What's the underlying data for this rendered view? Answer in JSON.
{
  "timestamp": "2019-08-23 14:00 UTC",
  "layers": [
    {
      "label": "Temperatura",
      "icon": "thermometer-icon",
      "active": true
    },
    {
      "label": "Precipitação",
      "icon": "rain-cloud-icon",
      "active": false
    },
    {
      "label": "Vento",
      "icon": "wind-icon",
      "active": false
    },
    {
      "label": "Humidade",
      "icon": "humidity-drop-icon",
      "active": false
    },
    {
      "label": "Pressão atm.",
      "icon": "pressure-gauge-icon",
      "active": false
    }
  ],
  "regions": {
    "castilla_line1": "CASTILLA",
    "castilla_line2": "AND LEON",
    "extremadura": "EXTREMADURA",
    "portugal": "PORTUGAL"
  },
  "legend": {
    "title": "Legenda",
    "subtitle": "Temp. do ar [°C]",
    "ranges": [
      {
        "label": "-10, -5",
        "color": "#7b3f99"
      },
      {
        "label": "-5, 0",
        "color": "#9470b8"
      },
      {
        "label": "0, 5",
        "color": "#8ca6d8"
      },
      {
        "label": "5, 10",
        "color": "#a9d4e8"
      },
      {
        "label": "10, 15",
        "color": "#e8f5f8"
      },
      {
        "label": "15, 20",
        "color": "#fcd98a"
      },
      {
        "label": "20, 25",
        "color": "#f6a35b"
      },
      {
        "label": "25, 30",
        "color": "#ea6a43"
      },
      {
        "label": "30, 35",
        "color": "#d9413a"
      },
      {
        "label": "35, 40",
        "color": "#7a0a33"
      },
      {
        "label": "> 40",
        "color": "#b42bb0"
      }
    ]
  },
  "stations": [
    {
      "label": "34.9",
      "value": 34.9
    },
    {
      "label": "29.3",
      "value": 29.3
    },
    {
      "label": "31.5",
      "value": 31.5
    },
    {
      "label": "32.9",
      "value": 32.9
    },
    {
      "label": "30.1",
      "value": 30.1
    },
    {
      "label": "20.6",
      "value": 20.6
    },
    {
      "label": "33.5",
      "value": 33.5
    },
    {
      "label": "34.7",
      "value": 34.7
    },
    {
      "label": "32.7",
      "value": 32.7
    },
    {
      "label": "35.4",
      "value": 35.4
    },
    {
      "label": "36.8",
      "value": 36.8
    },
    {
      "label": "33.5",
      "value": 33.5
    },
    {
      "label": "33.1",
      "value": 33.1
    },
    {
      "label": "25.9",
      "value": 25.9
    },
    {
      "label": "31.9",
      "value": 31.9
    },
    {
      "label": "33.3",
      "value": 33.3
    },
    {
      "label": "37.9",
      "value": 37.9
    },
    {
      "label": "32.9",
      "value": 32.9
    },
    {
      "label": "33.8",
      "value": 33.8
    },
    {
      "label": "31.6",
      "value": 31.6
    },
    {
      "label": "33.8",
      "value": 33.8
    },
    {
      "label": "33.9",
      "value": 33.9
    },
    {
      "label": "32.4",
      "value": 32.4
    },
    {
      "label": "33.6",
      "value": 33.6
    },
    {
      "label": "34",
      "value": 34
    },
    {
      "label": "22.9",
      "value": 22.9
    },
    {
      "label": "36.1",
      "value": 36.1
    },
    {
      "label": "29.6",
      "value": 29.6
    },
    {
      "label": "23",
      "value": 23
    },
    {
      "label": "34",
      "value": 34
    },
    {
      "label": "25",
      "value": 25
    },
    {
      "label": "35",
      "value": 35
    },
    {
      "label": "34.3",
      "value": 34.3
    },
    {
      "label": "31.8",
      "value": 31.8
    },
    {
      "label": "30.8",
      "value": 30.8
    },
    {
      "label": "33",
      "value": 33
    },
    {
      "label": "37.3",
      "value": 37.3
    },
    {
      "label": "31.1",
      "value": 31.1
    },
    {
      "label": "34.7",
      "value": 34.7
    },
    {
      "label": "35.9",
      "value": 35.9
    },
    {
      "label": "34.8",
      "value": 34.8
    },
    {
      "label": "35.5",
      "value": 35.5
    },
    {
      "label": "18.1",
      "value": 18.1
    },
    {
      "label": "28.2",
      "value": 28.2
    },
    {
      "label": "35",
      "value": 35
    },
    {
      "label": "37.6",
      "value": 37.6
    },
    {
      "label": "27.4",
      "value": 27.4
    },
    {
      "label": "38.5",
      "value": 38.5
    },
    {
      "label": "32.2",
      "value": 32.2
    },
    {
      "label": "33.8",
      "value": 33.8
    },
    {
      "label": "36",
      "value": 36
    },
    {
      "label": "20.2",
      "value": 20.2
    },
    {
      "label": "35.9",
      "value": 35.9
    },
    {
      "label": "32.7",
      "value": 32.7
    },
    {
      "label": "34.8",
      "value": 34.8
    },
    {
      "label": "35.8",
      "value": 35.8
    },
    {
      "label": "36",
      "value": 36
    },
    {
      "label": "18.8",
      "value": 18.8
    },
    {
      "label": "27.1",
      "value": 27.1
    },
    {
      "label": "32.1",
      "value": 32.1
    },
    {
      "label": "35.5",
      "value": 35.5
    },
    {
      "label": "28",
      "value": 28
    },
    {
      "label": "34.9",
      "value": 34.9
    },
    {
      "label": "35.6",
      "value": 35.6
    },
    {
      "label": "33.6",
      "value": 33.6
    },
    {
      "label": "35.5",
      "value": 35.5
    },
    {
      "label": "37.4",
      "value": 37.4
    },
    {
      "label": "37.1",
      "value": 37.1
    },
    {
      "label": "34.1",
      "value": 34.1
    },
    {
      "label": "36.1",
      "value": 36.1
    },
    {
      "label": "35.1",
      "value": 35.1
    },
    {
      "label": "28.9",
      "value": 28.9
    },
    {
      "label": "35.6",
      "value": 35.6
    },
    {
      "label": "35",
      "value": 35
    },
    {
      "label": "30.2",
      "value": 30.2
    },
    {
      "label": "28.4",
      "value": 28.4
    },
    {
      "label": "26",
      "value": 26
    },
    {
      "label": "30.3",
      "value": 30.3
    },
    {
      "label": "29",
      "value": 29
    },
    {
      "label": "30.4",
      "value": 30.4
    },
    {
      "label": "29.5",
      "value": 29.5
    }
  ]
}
+---+
- **YOUR TASK**: Pull out each record as written and restate it exactly.

- **TASK OUTPUT**:
What's the underlying data for this rendered view? Answer in JSON.
{
  "timestamp": "2019-08-23 14:00 UTC",
  "layers": [
    {
      "label": "Temperatura",
      "icon": "thermometer-icon",
      "active": true
    },
    {
      "label": "Precipitação",
      "icon": "rain-cloud-icon",
      "active": false
    },
    {
      "label": "Vento",
      "icon": "wind-icon",
      "active": false
    },
    {
      "label": "Humidade",
      "icon": "humidity-drop-icon",
      "active": false
    },
    {
      "label": "Pressão atm.",
      "icon": "pressure-gauge-icon",
      "active": false
    }
  ],
  "regions": {
    "castilla_line1": "CASTILLA",
    "castilla_line2": "AND LEON",
    "extremadura": "EXTREMADURA",
    "portugal": "PORTUGAL"
  },
  "legend": {
    "title": "Legenda",
    "subtitle": "Temp. do ar [°C]",
    "ranges": [
      {
        "label": "-10, -5",
        "color": "#7b3f99"
      },
      {
        "label": "-5, 0",
        "color": "#9470b8"
      },
      {
        "label": "0, 5",
        "color": "#8ca6d8"
      },
      {
        "label": "5, 10",
        "color": "#a9d4e8"
      },
      {
        "label": "10, 15",
        "color": "#e8f5f8"
      },
      {
        "label": "15, 20",
        "color": "#fcd98a"
      },
      {
        "label": "20, 25",
        "color": "#f6a35b"
      },
      {
        "label": "25, 30",
        "color": "#ea6a43"
      },
      {
        "label": "30, 35",
        "color": "#d9413a"
      },
      {
        "label": "35, 40",
        "color": "#7a0a33"
      },
      {
        "label": "> 40",
        "color": "#b42bb0"
      }
    ]
  },
  "stations": [
    {
      "label": "34.9",
      "value": 34.9
    },
    {
      "label": "29.3",
      "value": 29.3
    },
    {
      "label": "31.5",
      "value": 31.5
    },
    {
      "label": "32.9",
      "value": 32.9
    },
    {
      "label": "30.1",
      "value": 30.1
    },
    {
      "label": "20.6",
      "value": 20.6
    },
    {
      "label": "33.5",
      "value": 33.5
    },
    {
      "label": "34.7",
      "value": 34.7
    },
    {
      "label": "32.7",
      "value": 32.7
    },
    {
      "label": "35.4",
      "value": 35.4
    },
    {
      "label": "36.8",
      "value": 36.8
    },
    {
      "label": "33.5",
      "value": 33.5
    },
    {
      "label": "33.1",
      "value": 33.1
    },
    {
      "label": "25.9",
      "value": 25.9
    },
    {
      "label": "31.9",
      "value": 31.9
    },
    {
      "label": "33.3",
      "value": 33.3
    },
    {
      "label": "37.9",
      "value": 37.9
    },
    {
      "label": "32.9",
      "value": 32.9
    },
    {
      "label": "33.8",
      "value": 33.8
    },
    {
      "label": "31.6",
      "value": 31.6
    },
    {
      "label": "33.8",
      "value": 33.8
    },
    {
      "label": "33.9",
      "value": 33.9
    },
    {
      "label": "32.4",
      "value": 32.4
    },
    {
      "label": "33.6",
      "value": 33.6
    },
    {
      "label": "34",
      "value": 34
    },
    {
      "label": "22.9",
      "value": 22.9
    },
    {
      "label": "36.1",
      "value": 36.1
    },
    {
      "label": "29.6",
      "value": 29.6
    },
    {
      "label": "23",
      "value": 23
    },
    {
      "label": "34",
      "value": 34
    },
    {
      "label": "25",
      "value": 25
    },
    {
      "label": "35",
      "value": 35
    },
    {
      "label": "34.3",
      "value": 34.3
    },
    {
      "label": "31.8",
      "value": 31.8
    },
    {
      "label": "30.8",
      "value": 30.8
    },
    {
      "label": "33",
      "value": 33
    },
    {
      "label": "37.3",
      "value": 37.3
    },
    {
      "label": "31.1",
      "value": 31.1
    },
    {
      "label": "34.7",
      "value": 34.7
    },
    {
      "label": "35.9",
      "value": 35.9
    },
    {
      "label": "34.8",
      "value": 34.8
    },
    {
      "label": "35.5",
      "value": 35.5
    },
    {
      "label": "18.1",
      "value": 18.1
    },
    {
      "label": "28.2",
      "value": 28.2
    },
    {
      "label": "35",
      "value": 35
    },
    {
      "label": "37.6",
      "value": 37.6
    },
    {
      "label": "27.4",
      "value": 27.4
    },
    {
      "label": "38.5",
      "value": 38.5
    },
    {
      "label": "32.2",
      "value": 32.2
    },
    {
      "label": "33.8",
      "value": 33.8
    },
    {
      "label": "36",
      "value": 36
    },
    {
      "label": "20.2",
      "value": 20.2
    },
    {
      "label": "35.9",
      "value": 35.9
    },
    {
      "label": "32.7",
      "value": 32.7
    },
    {
      "label": "34.8",
      "value": 34.8
    },
    {
      "label": "35.8",
      "value": 35.8
    },
    {
      "label": "36",
      "value": 36
    },
    {
      "label": "18.8",
      "value": 18.8
    },
    {
      "label": "27.1",
      "value": 27.1
    },
    {
      "label": "32.1",
      "value": 32.1
    },
    {
      "label": "35.5",
      "value": 35.5
    },
    {
      "label": "28",
      "value": 28
    },
    {
      "label": "34.9",
      "value": 34.9
    },
    {
      "label": "35.6",
      "value": 35.6
    },
    {
      "label": "33.6",
      "value": 33.6
    },
    {
      "label": "35.5",
      "value": 35.5
    },
    {
      "label": "37.4",
      "value": 37.4
    },
    {
      "label": "37.1",
      "value": 37.1
    },
    {
      "label": "34.1",
      "value": 34.1
    },
    {
      "label": "36.1",
      "value": 36.1
    },
    {
      "label": "35.1",
      "value": 35.1
    },
    {
      "label": "28.9",
      "value": 28.9
    },
    {
      "label": "35.6",
      "value": 35.6
    },
    {
      "label": "35",
      "value": 35
    },
    {
      "label": "30.2",
      "value": 30.2
    },
    {
      "label": "28.4",
      "value": 28.4
    },
    {
      "label": "26",
      "value": 26
    },
    {
      "label": "30.3",
      "value": 30.3
    },
    {
      "label": "29",
      "value": 29
    },
    {
      "label": "30.4",
      "value": 30.4
    },
    {
      "label": "29.5",
      "value": 29.5
    }
  ]
}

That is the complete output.